#### PROVIDED ENTRIES

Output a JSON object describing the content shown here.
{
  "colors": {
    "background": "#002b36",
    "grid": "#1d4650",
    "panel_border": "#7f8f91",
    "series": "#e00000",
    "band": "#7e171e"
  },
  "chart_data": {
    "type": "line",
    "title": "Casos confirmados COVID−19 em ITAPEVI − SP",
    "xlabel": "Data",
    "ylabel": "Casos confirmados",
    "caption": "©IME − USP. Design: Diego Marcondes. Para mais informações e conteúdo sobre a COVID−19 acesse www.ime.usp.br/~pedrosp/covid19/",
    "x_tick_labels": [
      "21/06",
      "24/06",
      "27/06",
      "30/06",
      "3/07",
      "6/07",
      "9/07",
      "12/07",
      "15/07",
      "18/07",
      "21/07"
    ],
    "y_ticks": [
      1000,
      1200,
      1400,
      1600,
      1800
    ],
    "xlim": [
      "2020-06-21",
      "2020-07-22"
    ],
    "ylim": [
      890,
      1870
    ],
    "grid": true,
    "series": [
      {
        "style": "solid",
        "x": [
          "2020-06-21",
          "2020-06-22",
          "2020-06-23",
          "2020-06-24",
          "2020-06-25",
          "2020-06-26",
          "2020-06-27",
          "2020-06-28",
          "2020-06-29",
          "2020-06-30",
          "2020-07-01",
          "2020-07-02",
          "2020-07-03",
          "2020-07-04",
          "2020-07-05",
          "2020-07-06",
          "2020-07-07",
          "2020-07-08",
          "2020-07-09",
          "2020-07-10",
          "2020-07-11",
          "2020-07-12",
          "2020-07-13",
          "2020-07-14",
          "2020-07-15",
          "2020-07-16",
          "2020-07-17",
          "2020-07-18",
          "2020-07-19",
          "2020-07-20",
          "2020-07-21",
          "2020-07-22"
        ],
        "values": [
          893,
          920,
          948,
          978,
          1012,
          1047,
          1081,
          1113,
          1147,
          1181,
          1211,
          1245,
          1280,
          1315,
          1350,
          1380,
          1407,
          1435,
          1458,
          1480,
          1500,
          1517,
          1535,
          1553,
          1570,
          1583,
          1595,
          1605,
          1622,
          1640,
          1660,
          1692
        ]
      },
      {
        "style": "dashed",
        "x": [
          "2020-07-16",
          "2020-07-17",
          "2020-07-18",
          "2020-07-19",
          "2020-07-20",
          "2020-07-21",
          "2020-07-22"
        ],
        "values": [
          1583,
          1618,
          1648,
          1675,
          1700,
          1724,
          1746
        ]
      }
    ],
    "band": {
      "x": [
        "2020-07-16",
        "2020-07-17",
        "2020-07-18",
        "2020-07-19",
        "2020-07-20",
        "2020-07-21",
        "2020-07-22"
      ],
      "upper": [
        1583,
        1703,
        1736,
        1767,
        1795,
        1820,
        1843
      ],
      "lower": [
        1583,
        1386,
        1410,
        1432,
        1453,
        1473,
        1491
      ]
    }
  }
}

########

EXERCISE DESCRIPTION: Find and count the lines of the data that include the string "confirmados", and report that figure by itself.

EXERCISE RESULT: 2